### Data rows
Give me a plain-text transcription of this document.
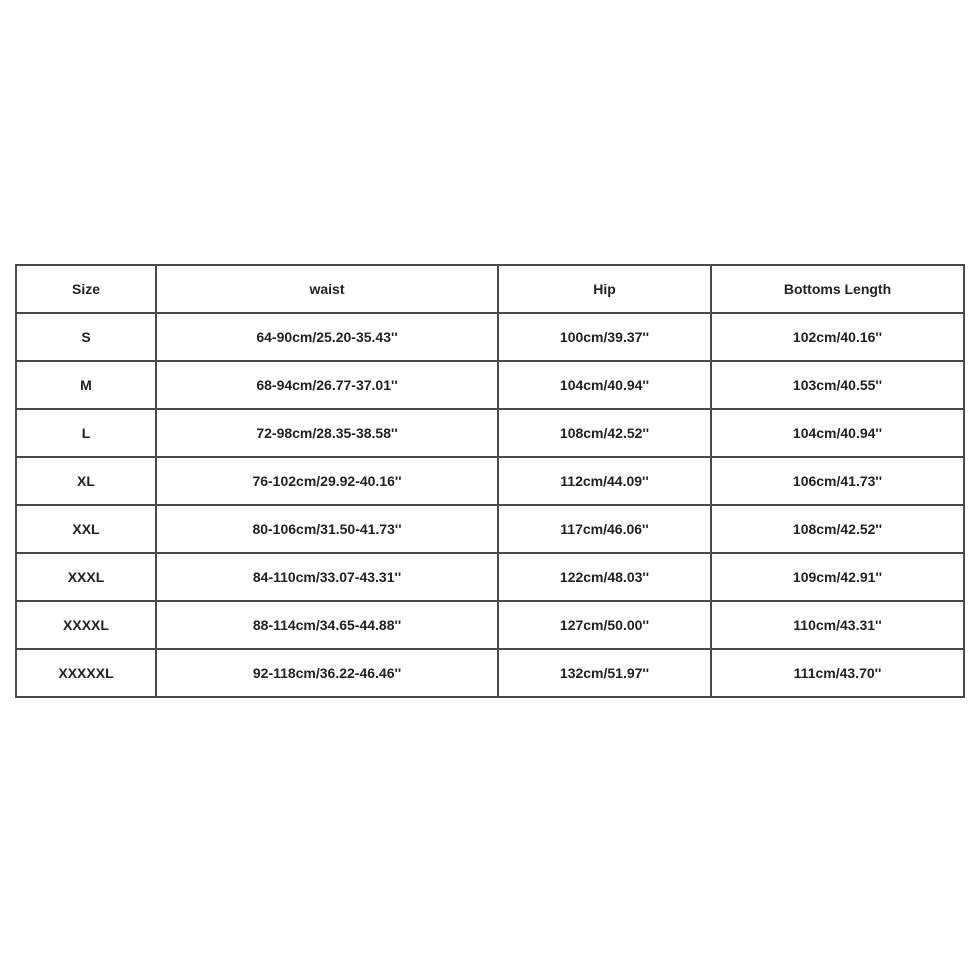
Size	waist	Hip	Bottoms Length
S	64-90cm/25.20-35.43''	100cm/39.37''	102cm/40.16''
M	68-94cm/26.77-37.01''	104cm/40.94''	103cm/40.55''
L	72-98cm/28.35-38.58''	108cm/42.52''	104cm/40.94''
XL	76-102cm/29.92-40.16''	112cm/44.09''	106cm/41.73''
XXL	80-106cm/31.50-41.73''	117cm/46.06''	108cm/42.52''
XXXL	84-110cm/33.07-43.31''	122cm/48.03''	109cm/42.91''
XXXXL	88-114cm/34.65-44.88''	127cm/50.00''	110cm/43.31''
XXXXXL	92-118cm/36.22-46.46''	132cm/51.97''	111cm/43.70''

### Problem statement
Restate each entry word for word, please, but drop any images it holds.

### Finished exercise
Give me a plain-text transcription of this document.
Size	waist	Hip	Bottoms Length
S	64-90cm/25.20-35.43''	100cm/39.37''	102cm/40.16''
M	68-94cm/26.77-37.01''	104cm/40.94''	103cm/40.55''
L	72-98cm/28.35-38.58''	108cm/42.52''	104cm/40.94''
XL	76-102cm/29.92-40.16''	112cm/44.09''	106cm/41.73''
XXL	80-106cm/31.50-41.73''	117cm/46.06''	108cm/42.52''
XXXL	84-110cm/33.07-43.31''	122cm/48.03''	109cm/42.91''
XXXXL	88-114cm/34.65-44.88''	127cm/50.00''	110cm/43.31''
XXXXXL	92-118cm/36.22-46.46''	132cm/51.97''	111cm/43.70''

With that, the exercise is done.